In the entries below, how many lines hold the string "Custers"? Give only the number.

(Data entries)
════════════════════

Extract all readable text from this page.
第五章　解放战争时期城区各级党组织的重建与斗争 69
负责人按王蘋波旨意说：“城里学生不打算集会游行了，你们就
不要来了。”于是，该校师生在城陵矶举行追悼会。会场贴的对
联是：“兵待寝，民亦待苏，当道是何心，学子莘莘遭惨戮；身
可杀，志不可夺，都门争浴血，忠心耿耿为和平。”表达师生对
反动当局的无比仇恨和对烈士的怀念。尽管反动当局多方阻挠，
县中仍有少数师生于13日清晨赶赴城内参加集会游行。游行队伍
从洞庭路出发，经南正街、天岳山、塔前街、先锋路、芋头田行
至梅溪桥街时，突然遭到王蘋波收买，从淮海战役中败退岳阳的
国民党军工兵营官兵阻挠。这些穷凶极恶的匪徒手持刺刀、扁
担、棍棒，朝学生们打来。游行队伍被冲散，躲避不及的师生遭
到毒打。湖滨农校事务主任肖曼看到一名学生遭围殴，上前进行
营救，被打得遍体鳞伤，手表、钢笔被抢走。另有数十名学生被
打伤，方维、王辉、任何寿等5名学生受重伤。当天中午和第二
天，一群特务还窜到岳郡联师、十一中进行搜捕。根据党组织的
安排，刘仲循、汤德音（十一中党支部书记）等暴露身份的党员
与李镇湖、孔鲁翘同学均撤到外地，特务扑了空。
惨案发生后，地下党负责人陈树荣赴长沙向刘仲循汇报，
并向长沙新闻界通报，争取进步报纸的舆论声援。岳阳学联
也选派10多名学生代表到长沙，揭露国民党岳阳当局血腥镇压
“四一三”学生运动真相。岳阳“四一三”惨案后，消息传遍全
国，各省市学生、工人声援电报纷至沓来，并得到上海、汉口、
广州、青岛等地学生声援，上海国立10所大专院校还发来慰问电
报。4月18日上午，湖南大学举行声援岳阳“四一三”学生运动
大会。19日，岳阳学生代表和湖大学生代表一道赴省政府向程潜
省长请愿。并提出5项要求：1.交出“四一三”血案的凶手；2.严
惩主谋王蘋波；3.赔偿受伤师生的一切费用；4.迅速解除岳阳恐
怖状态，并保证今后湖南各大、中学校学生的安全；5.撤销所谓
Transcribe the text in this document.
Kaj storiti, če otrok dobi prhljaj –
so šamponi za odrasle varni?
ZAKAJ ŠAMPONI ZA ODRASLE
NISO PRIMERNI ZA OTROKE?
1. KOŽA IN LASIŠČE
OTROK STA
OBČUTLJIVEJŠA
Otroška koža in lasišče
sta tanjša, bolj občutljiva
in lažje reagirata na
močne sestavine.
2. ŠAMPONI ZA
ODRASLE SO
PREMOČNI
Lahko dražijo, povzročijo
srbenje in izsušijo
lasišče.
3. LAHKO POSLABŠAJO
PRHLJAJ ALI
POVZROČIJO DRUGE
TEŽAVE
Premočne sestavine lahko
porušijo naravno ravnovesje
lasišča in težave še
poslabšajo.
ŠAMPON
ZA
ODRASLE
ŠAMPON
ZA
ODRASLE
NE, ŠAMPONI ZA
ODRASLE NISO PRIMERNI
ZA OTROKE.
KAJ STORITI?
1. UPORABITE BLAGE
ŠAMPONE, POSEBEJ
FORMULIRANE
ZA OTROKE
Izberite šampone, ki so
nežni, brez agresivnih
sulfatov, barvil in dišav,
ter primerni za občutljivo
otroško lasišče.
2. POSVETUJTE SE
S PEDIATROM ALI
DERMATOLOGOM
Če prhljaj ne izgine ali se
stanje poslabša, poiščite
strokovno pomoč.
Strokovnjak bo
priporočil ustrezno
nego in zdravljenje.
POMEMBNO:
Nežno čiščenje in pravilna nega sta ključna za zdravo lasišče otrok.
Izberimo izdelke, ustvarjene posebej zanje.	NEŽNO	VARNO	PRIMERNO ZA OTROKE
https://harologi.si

════════════════════

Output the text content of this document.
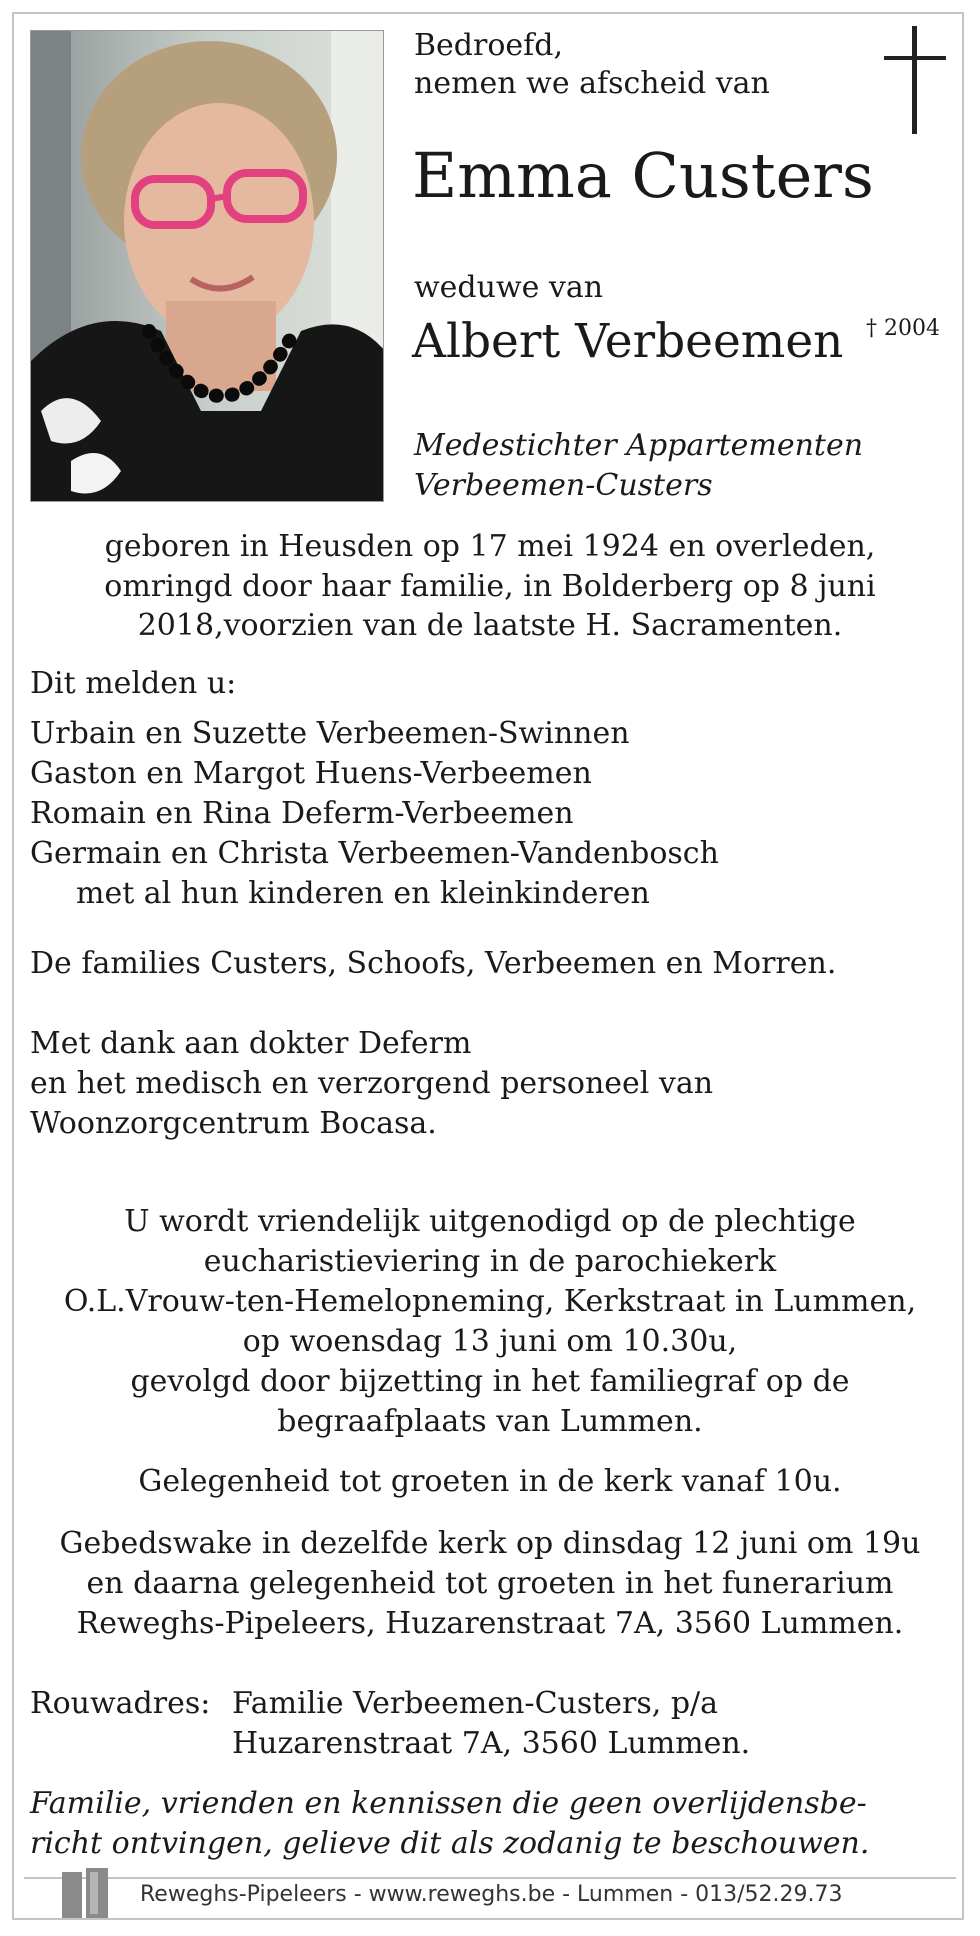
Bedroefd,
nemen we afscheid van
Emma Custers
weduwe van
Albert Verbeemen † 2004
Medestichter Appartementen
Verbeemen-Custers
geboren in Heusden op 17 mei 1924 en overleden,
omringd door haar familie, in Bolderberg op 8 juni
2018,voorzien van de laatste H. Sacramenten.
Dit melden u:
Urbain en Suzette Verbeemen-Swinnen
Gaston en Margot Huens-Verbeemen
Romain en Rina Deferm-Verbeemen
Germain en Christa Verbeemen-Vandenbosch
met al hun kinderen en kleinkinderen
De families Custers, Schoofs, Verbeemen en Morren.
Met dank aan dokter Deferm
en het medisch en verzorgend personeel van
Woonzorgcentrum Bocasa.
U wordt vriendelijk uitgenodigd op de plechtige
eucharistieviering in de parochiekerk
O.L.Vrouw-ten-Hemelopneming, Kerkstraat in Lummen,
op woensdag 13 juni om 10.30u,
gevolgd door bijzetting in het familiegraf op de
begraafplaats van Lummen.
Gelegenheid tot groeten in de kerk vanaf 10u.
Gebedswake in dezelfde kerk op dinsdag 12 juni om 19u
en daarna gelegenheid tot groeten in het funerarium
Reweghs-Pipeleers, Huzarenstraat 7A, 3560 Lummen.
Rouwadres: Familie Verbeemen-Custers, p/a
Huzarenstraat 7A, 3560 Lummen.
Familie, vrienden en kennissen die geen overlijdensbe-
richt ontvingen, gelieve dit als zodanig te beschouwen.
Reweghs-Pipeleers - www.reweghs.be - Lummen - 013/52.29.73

════════════════════

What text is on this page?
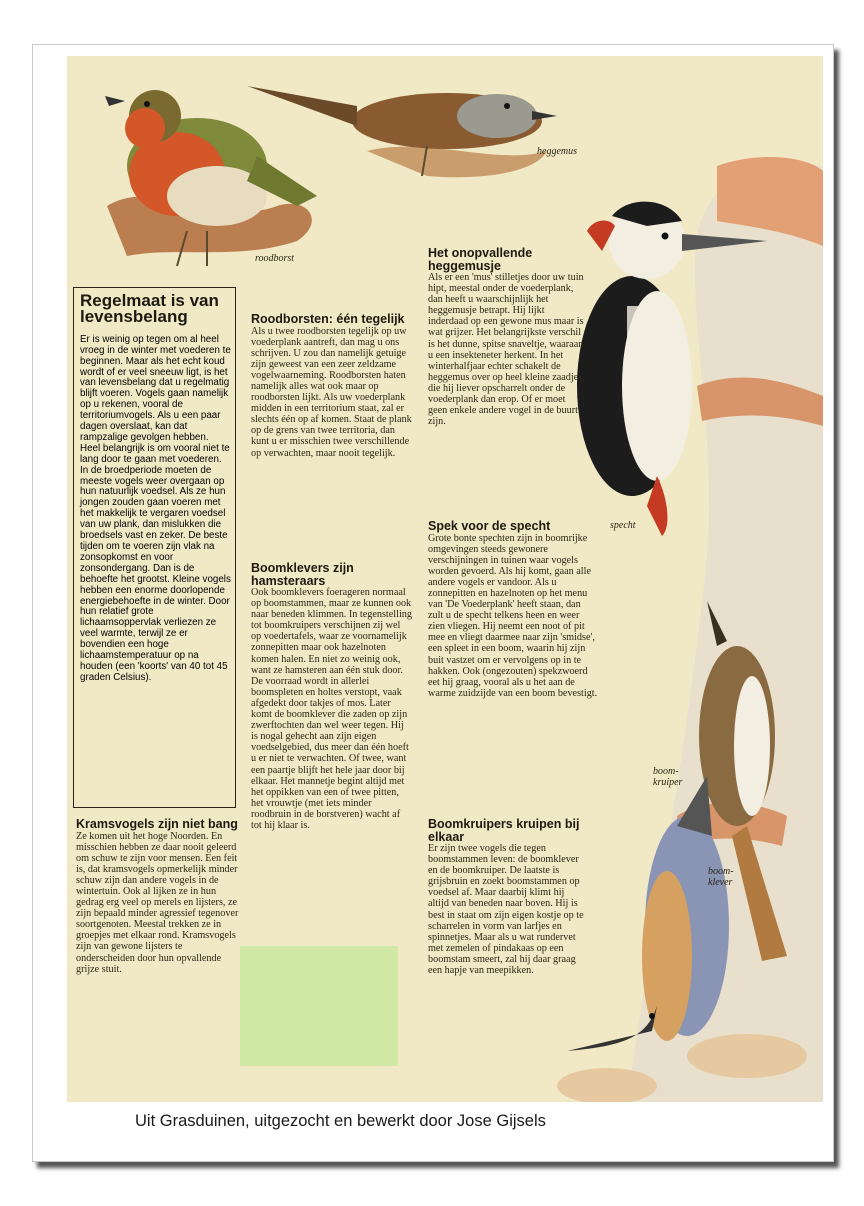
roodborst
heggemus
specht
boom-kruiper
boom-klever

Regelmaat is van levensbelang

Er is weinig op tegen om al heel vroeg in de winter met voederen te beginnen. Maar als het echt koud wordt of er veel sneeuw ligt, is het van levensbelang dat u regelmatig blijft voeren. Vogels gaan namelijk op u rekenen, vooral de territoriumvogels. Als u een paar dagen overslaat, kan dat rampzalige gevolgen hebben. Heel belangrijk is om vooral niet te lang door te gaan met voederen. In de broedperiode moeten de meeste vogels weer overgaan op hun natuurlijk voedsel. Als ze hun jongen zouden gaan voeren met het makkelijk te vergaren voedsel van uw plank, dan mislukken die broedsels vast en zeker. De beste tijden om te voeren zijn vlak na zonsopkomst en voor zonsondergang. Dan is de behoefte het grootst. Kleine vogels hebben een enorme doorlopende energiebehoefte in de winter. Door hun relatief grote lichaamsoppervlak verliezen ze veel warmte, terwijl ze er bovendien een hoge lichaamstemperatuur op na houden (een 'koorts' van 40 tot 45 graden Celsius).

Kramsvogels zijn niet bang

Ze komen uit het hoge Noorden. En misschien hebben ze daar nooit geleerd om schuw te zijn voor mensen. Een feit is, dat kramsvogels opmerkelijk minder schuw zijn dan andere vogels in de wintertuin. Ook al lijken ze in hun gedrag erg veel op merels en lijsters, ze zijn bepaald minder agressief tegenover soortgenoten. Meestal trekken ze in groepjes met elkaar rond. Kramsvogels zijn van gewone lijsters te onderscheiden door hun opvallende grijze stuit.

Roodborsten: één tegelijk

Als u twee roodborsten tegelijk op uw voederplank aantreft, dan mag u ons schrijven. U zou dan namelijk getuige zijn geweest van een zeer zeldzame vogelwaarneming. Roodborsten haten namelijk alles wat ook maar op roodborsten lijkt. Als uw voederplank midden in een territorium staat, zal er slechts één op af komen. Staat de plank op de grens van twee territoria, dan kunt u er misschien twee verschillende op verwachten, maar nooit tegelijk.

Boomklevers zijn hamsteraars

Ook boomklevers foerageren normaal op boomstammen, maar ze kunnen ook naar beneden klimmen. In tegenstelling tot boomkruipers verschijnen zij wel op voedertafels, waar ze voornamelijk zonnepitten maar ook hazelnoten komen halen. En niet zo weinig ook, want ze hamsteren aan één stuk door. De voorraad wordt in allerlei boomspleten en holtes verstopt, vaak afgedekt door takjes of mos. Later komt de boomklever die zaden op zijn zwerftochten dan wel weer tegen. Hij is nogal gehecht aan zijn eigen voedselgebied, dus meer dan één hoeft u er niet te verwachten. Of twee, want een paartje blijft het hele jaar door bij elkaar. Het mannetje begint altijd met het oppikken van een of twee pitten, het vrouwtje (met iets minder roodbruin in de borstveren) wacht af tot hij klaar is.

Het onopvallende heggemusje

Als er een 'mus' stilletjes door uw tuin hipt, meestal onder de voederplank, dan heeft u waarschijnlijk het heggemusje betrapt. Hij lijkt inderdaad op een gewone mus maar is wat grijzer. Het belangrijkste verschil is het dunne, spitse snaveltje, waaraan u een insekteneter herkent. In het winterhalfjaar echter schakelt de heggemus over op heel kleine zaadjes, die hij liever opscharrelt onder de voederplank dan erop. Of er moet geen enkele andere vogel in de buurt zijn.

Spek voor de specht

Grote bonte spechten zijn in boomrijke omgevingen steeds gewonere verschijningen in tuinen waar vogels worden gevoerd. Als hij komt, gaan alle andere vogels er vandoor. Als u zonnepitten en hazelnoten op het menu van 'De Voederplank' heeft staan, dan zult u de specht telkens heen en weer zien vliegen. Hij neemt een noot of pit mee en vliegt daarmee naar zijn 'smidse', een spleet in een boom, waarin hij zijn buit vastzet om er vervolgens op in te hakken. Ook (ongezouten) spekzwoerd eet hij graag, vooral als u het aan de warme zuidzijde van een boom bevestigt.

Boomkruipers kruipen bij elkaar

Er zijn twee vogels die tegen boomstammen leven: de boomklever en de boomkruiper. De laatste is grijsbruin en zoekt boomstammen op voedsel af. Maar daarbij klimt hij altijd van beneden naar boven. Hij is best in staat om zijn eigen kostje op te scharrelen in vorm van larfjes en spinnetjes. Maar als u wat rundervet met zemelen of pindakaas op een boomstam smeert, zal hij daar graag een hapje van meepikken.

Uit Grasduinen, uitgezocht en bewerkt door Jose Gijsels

════════════════════

Answer to the task
4